## Directions
Your task is to transcribe all of the records exactly and leave out the pictures.
══ Material
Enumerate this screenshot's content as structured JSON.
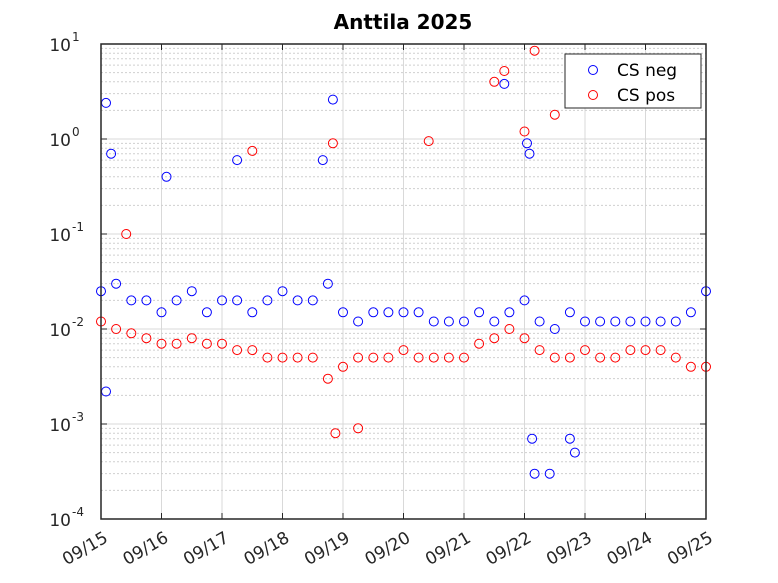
{
  "chart_data": {
    "type": "scatter",
    "title": "Anttila 2025",
    "xlabel": "",
    "ylabel": "",
    "yscale": "log",
    "ylim": [
      0.0001,
      10
    ],
    "xlim": [
      "2025-09-15",
      "2025-09-25"
    ],
    "x_tick_labels": [
      "09/15",
      "09/16",
      "09/17",
      "09/18",
      "09/19",
      "09/20",
      "09/21",
      "09/22",
      "09/23",
      "09/24",
      "09/25"
    ],
    "y_tick_labels": [
      {
        "base": "10",
        "exp": "1"
      },
      {
        "base": "10",
        "exp": "0"
      },
      {
        "base": "10",
        "exp": "-1"
      },
      {
        "base": "10",
        "exp": "-2"
      },
      {
        "base": "10",
        "exp": "-3"
      },
      {
        "base": "10",
        "exp": "-4"
      }
    ],
    "grid": true,
    "minor_grid": true,
    "legend_position": "top-right",
    "series": [
      {
        "name": "CS neg",
        "color": "#0000ff",
        "marker": "open-circle",
        "x_day_offset_values": "see points",
        "points": [
          [
            "2025-09-15 00:00",
            0.025
          ],
          [
            "2025-09-15 06:00",
            0.03
          ],
          [
            "2025-09-15 12:00",
            0.02
          ],
          [
            "2025-09-15 18:00",
            0.02
          ],
          [
            "2025-09-16 00:00",
            0.015
          ],
          [
            "2025-09-16 06:00",
            0.02
          ],
          [
            "2025-09-16 12:00",
            0.025
          ],
          [
            "2025-09-16 18:00",
            0.015
          ],
          [
            "2025-09-17 00:00",
            0.02
          ],
          [
            "2025-09-17 06:00",
            0.02
          ],
          [
            "2025-09-17 12:00",
            0.015
          ],
          [
            "2025-09-17 18:00",
            0.02
          ],
          [
            "2025-09-18 00:00",
            0.025
          ],
          [
            "2025-09-18 06:00",
            0.02
          ],
          [
            "2025-09-18 12:00",
            0.02
          ],
          [
            "2025-09-18 18:00",
            0.03
          ],
          [
            "2025-09-19 00:00",
            0.015
          ],
          [
            "2025-09-19 06:00",
            0.012
          ],
          [
            "2025-09-19 12:00",
            0.015
          ],
          [
            "2025-09-19 18:00",
            0.015
          ],
          [
            "2025-09-20 00:00",
            0.015
          ],
          [
            "2025-09-20 06:00",
            0.015
          ],
          [
            "2025-09-20 12:00",
            0.012
          ],
          [
            "2025-09-20 18:00",
            0.012
          ],
          [
            "2025-09-21 00:00",
            0.012
          ],
          [
            "2025-09-21 06:00",
            0.015
          ],
          [
            "2025-09-21 12:00",
            0.012
          ],
          [
            "2025-09-21 18:00",
            0.015
          ],
          [
            "2025-09-22 00:00",
            0.02
          ],
          [
            "2025-09-22 06:00",
            0.012
          ],
          [
            "2025-09-22 12:00",
            0.01
          ],
          [
            "2025-09-22 18:00",
            0.015
          ],
          [
            "2025-09-23 00:00",
            0.012
          ],
          [
            "2025-09-23 06:00",
            0.012
          ],
          [
            "2025-09-23 12:00",
            0.012
          ],
          [
            "2025-09-23 18:00",
            0.012
          ],
          [
            "2025-09-24 00:00",
            0.012
          ],
          [
            "2025-09-24 06:00",
            0.012
          ],
          [
            "2025-09-24 12:00",
            0.012
          ],
          [
            "2025-09-24 18:00",
            0.015
          ],
          [
            "2025-09-25 00:00",
            0.025
          ],
          [
            "2025-09-15 02:00",
            2.4
          ],
          [
            "2025-09-15 04:00",
            0.7
          ],
          [
            "2025-09-16 02:00",
            0.4
          ],
          [
            "2025-09-17 06:00",
            0.6
          ],
          [
            "2025-09-18 16:00",
            0.6
          ],
          [
            "2025-09-18 20:00",
            2.6
          ],
          [
            "2025-09-21 16:00",
            3.8
          ],
          [
            "2025-09-22 01:00",
            0.9
          ],
          [
            "2025-09-22 02:00",
            0.7
          ],
          [
            "2025-09-22 03:00",
            0.0007
          ],
          [
            "2025-09-22 04:00",
            0.0003
          ],
          [
            "2025-09-22 10:00",
            0.0003
          ],
          [
            "2025-09-22 18:00",
            0.0007
          ],
          [
            "2025-09-22 20:00",
            0.0005
          ],
          [
            "2025-09-15 02:00",
            0.0022
          ]
        ]
      },
      {
        "name": "CS pos",
        "color": "#ff0000",
        "marker": "open-circle",
        "points": [
          [
            "2025-09-15 00:00",
            0.012
          ],
          [
            "2025-09-15 06:00",
            0.01
          ],
          [
            "2025-09-15 12:00",
            0.009
          ],
          [
            "2025-09-15 18:00",
            0.008
          ],
          [
            "2025-09-16 00:00",
            0.007
          ],
          [
            "2025-09-16 06:00",
            0.007
          ],
          [
            "2025-09-16 12:00",
            0.008
          ],
          [
            "2025-09-16 18:00",
            0.007
          ],
          [
            "2025-09-17 00:00",
            0.007
          ],
          [
            "2025-09-17 06:00",
            0.006
          ],
          [
            "2025-09-17 12:00",
            0.006
          ],
          [
            "2025-09-17 18:00",
            0.005
          ],
          [
            "2025-09-18 00:00",
            0.005
          ],
          [
            "2025-09-18 06:00",
            0.005
          ],
          [
            "2025-09-18 12:00",
            0.005
          ],
          [
            "2025-09-18 18:00",
            0.003
          ],
          [
            "2025-09-19 00:00",
            0.004
          ],
          [
            "2025-09-19 06:00",
            0.005
          ],
          [
            "2025-09-19 12:00",
            0.005
          ],
          [
            "2025-09-19 18:00",
            0.005
          ],
          [
            "2025-09-20 00:00",
            0.006
          ],
          [
            "2025-09-20 06:00",
            0.005
          ],
          [
            "2025-09-20 12:00",
            0.005
          ],
          [
            "2025-09-20 18:00",
            0.005
          ],
          [
            "2025-09-21 00:00",
            0.005
          ],
          [
            "2025-09-21 06:00",
            0.007
          ],
          [
            "2025-09-21 12:00",
            0.008
          ],
          [
            "2025-09-21 18:00",
            0.01
          ],
          [
            "2025-09-22 00:00",
            0.008
          ],
          [
            "2025-09-22 06:00",
            0.006
          ],
          [
            "2025-09-22 12:00",
            0.005
          ],
          [
            "2025-09-22 18:00",
            0.005
          ],
          [
            "2025-09-23 00:00",
            0.006
          ],
          [
            "2025-09-23 06:00",
            0.005
          ],
          [
            "2025-09-23 12:00",
            0.005
          ],
          [
            "2025-09-23 18:00",
            0.006
          ],
          [
            "2025-09-24 00:00",
            0.006
          ],
          [
            "2025-09-24 06:00",
            0.006
          ],
          [
            "2025-09-24 12:00",
            0.005
          ],
          [
            "2025-09-24 18:00",
            0.004
          ],
          [
            "2025-09-25 00:00",
            0.004
          ],
          [
            "2025-09-15 10:00",
            0.1
          ],
          [
            "2025-09-17 12:00",
            0.75
          ],
          [
            "2025-09-18 20:00",
            0.9
          ],
          [
            "2025-09-18 21:00",
            0.0008
          ],
          [
            "2025-09-19 06:00",
            0.0009
          ],
          [
            "2025-09-20 10:00",
            0.95
          ],
          [
            "2025-09-21 12:00",
            4.0
          ],
          [
            "2025-09-21 16:00",
            5.2
          ],
          [
            "2025-09-22 04:00",
            8.5
          ],
          [
            "2025-09-22 12:00",
            1.8
          ],
          [
            "2025-09-22 00:00",
            1.2
          ]
        ]
      }
    ]
  }
}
════
## Exercise response
Enumerate this screenshot's content as structured JSON.
{
  "chart_data": {
    "type": "scatter",
    "title": "Anttila 2025",
    "xlabel": "",
    "ylabel": "",
    "yscale": "log",
    "ylim": [
      0.0001,
      10
    ],
    "xlim": [
      "2025-09-15",
      "2025-09-25"
    ],
    "x_tick_labels": [
      "09/15",
      "09/16",
      "09/17",
      "09/18",
      "09/19",
      "09/20",
      "09/21",
      "09/22",
      "09/23",
      "09/24",
      "09/25"
    ],
    "y_tick_labels": [
      {
        "base": "10",
        "exp": "1"
      },
      {
        "base": "10",
        "exp": "0"
      },
      {
        "base": "10",
        "exp": "-1"
      },
      {
        "base": "10",
        "exp": "-2"
      },
      {
        "base": "10",
        "exp": "-3"
      },
      {
        "base": "10",
        "exp": "-4"
      }
    ],
    "grid": true,
    "minor_grid": true,
    "legend_position": "top-right",
    "series": [
      {
        "name": "CS neg",
        "color": "#0000ff",
        "marker": "open-circle",
        "x_day_offset_values": "see points",
        "points": [
          [
            "2025-09-15 00:00",
            0.025
          ],
          [
            "2025-09-15 06:00",
            0.03
          ],
          [
            "2025-09-15 12:00",
            0.02
          ],
          [
            "2025-09-15 18:00",
            0.02
          ],
          [
            "2025-09-16 00:00",
            0.015
          ],
          [
            "2025-09-16 06:00",
            0.02
          ],
          [
            "2025-09-16 12:00",
            0.025
          ],
          [
            "2025-09-16 18:00",
            0.015
          ],
          [
            "2025-09-17 00:00",
            0.02
          ],
          [
            "2025-09-17 06:00",
            0.02
          ],
          [
            "2025-09-17 12:00",
            0.015
          ],
          [
            "2025-09-17 18:00",
            0.02
          ],
          [
            "2025-09-18 00:00",
            0.025
          ],
          [
            "2025-09-18 06:00",
            0.02
          ],
          [
            "2025-09-18 12:00",
            0.02
          ],
          [
            "2025-09-18 18:00",
            0.03
          ],
          [
            "2025-09-19 00:00",
            0.015
          ],
          [
            "2025-09-19 06:00",
            0.012
          ],
          [
            "2025-09-19 12:00",
            0.015
          ],
          [
            "2025-09-19 18:00",
            0.015
          ],
          [
            "2025-09-20 00:00",
            0.015
          ],
          [
            "2025-09-20 06:00",
            0.015
          ],
          [
            "2025-09-20 12:00",
            0.012
          ],
          [
            "2025-09-20 18:00",
            0.012
          ],
          [
            "2025-09-21 00:00",
            0.012
          ],
          [
            "2025-09-21 06:00",
            0.015
          ],
          [
            "2025-09-21 12:00",
            0.012
          ],
          [
            "2025-09-21 18:00",
            0.015
          ],
          [
            "2025-09-22 00:00",
            0.02
          ],
          [
            "2025-09-22 06:00",
            0.012
          ],
          [
            "2025-09-22 12:00",
            0.01
          ],
          [
            "2025-09-22 18:00",
            0.015
          ],
          [
            "2025-09-23 00:00",
            0.012
          ],
          [
            "2025-09-23 06:00",
            0.012
          ],
          [
            "2025-09-23 12:00",
            0.012
          ],
          [
            "2025-09-23 18:00",
            0.012
          ],
          [
            "2025-09-24 00:00",
            0.012
          ],
          [
            "2025-09-24 06:00",
            0.012
          ],
          [
            "2025-09-24 12:00",
            0.012
          ],
          [
            "2025-09-24 18:00",
            0.015
          ],
          [
            "2025-09-25 00:00",
            0.025
          ],
          [
            "2025-09-15 02:00",
            2.4
          ],
          [
            "2025-09-15 04:00",
            0.7
          ],
          [
            "2025-09-16 02:00",
            0.4
          ],
          [
            "2025-09-17 06:00",
            0.6
          ],
          [
            "2025-09-18 16:00",
            0.6
          ],
          [
            "2025-09-18 20:00",
            2.6
          ],
          [
            "2025-09-21 16:00",
            3.8
          ],
          [
            "2025-09-22 01:00",
            0.9
          ],
          [
            "2025-09-22 02:00",
            0.7
          ],
          [
            "2025-09-22 03:00",
            0.0007
          ],
          [
            "2025-09-22 04:00",
            0.0003
          ],
          [
            "2025-09-22 10:00",
            0.0003
          ],
          [
            "2025-09-22 18:00",
            0.0007
          ],
          [
            "2025-09-22 20:00",
            0.0005
          ],
          [
            "2025-09-15 02:00",
            0.0022
          ]
        ]
      },
      {
        "name": "CS pos",
        "color": "#ff0000",
        "marker": "open-circle",
        "points": [
          [
            "2025-09-15 00:00",
            0.012
          ],
          [
            "2025-09-15 06:00",
            0.01
          ],
          [
            "2025-09-15 12:00",
            0.009
          ],
          [
            "2025-09-15 18:00",
            0.008
          ],
          [
            "2025-09-16 00:00",
            0.007
          ],
          [
            "2025-09-16 06:00",
            0.007
          ],
          [
            "2025-09-16 12:00",
            0.008
          ],
          [
            "2025-09-16 18:00",
            0.007
          ],
          [
            "2025-09-17 00:00",
            0.007
          ],
          [
            "2025-09-17 06:00",
            0.006
          ],
          [
            "2025-09-17 12:00",
            0.006
          ],
          [
            "2025-09-17 18:00",
            0.005
          ],
          [
            "2025-09-18 00:00",
            0.005
          ],
          [
            "2025-09-18 06:00",
            0.005
          ],
          [
            "2025-09-18 12:00",
            0.005
          ],
          [
            "2025-09-18 18:00",
            0.003
          ],
          [
            "2025-09-19 00:00",
            0.004
          ],
          [
            "2025-09-19 06:00",
            0.005
          ],
          [
            "2025-09-19 12:00",
            0.005
          ],
          [
            "2025-09-19 18:00",
            0.005
          ],
          [
            "2025-09-20 00:00",
            0.006
          ],
          [
            "2025-09-20 06:00",
            0.005
          ],
          [
            "2025-09-20 12:00",
            0.005
          ],
          [
            "2025-09-20 18:00",
            0.005
          ],
          [
            "2025-09-21 00:00",
            0.005
          ],
          [
            "2025-09-21 06:00",
            0.007
          ],
          [
            "2025-09-21 12:00",
            0.008
          ],
          [
            "2025-09-21 18:00",
            0.01
          ],
          [
            "2025-09-22 00:00",
            0.008
          ],
          [
            "2025-09-22 06:00",
            0.006
          ],
          [
            "2025-09-22 12:00",
            0.005
          ],
          [
            "2025-09-22 18:00",
            0.005
          ],
          [
            "2025-09-23 00:00",
            0.006
          ],
          [
            "2025-09-23 06:00",
            0.005
          ],
          [
            "2025-09-23 12:00",
            0.005
          ],
          [
            "2025-09-23 18:00",
            0.006
          ],
          [
            "2025-09-24 00:00",
            0.006
          ],
          [
            "2025-09-24 06:00",
            0.006
          ],
          [
            "2025-09-24 12:00",
            0.005
          ],
          [
            "2025-09-24 18:00",
            0.004
          ],
          [
            "2025-09-25 00:00",
            0.004
          ],
          [
            "2025-09-15 10:00",
            0.1
          ],
          [
            "2025-09-17 12:00",
            0.75
          ],
          [
            "2025-09-18 20:00",
            0.9
          ],
          [
            "2025-09-18 21:00",
            0.0008
          ],
          [
            "2025-09-19 06:00",
            0.0009
          ],
          [
            "2025-09-20 10:00",
            0.95
          ],
          [
            "2025-09-21 12:00",
            4.0
          ],
          [
            "2025-09-21 16:00",
            5.2
          ],
          [
            "2025-09-22 04:00",
            8.5
          ],
          [
            "2025-09-22 12:00",
            1.8
          ],
          [
            "2025-09-22 00:00",
            1.2
          ]
        ]
      }
    ]
  }
}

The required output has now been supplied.